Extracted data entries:
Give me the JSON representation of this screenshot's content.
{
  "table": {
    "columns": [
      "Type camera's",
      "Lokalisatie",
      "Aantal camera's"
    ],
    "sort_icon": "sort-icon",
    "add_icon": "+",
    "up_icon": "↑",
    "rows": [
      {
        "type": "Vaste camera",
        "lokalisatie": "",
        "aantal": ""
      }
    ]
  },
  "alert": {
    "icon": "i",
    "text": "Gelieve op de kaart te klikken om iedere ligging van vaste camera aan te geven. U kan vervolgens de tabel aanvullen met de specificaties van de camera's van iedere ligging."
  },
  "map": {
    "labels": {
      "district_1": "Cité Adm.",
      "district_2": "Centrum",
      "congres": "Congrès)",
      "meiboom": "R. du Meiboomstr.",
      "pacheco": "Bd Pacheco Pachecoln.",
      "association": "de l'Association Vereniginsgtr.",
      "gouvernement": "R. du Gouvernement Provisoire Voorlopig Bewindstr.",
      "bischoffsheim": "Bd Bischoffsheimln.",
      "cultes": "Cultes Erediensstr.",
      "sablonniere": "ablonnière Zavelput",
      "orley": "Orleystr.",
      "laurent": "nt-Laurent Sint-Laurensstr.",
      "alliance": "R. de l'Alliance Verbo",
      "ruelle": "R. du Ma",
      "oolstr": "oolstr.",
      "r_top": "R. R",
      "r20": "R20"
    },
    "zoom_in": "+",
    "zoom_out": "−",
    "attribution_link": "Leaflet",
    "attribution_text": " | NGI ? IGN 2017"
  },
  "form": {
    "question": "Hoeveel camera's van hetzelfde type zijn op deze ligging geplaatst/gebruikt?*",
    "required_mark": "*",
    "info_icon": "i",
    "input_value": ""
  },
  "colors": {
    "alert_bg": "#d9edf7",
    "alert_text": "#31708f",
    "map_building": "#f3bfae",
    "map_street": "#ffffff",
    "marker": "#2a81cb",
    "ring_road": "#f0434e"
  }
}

** Work instructions **
Reproduce the entries above exactly.

** The output **
Give me the JSON representation of this screenshot's content.
{
  "table": {
    "columns": [
      "Type camera's",
      "Lokalisatie",
      "Aantal camera's"
    ],
    "sort_icon": "sort-icon",
    "add_icon": "+",
    "up_icon": "↑",
    "rows": [
      {
        "type": "Vaste camera",
        "lokalisatie": "",
        "aantal": ""
      }
    ]
  },
  "alert": {
    "icon": "i",
    "text": "Gelieve op de kaart te klikken om iedere ligging van vaste camera aan te geven. U kan vervolgens de tabel aanvullen met de specificaties van de camera's van iedere ligging."
  },
  "map": {
    "labels": {
      "district_1": "Cité Adm.",
      "district_2": "Centrum",
      "congres": "Congrès)",
      "meiboom": "R. du Meiboomstr.",
      "pacheco": "Bd Pacheco Pachecoln.",
      "association": "de l'Association Vereniginsgtr.",
      "gouvernement": "R. du Gouvernement Provisoire Voorlopig Bewindstr.",
      "bischoffsheim": "Bd Bischoffsheimln.",
      "cultes": "Cultes Erediensstr.",
      "sablonniere": "ablonnière Zavelput",
      "orley": "Orleystr.",
      "laurent": "nt-Laurent Sint-Laurensstr.",
      "alliance": "R. de l'Alliance Verbo",
      "ruelle": "R. du Ma",
      "oolstr": "oolstr.",
      "r_top": "R. R",
      "r20": "R20"
    },
    "zoom_in": "+",
    "zoom_out": "−",
    "attribution_link": "Leaflet",
    "attribution_text": " | NGI ? IGN 2017"
  },
  "form": {
    "question": "Hoeveel camera's van hetzelfde type zijn op deze ligging geplaatst/gebruikt?*",
    "required_mark": "*",
    "info_icon": "i",
    "input_value": ""
  },
  "colors": {
    "alert_bg": "#d9edf7",
    "alert_text": "#31708f",
    "map_building": "#f3bfae",
    "map_street": "#ffffff",
    "marker": "#2a81cb",
    "ring_road": "#f0434e"
  }
}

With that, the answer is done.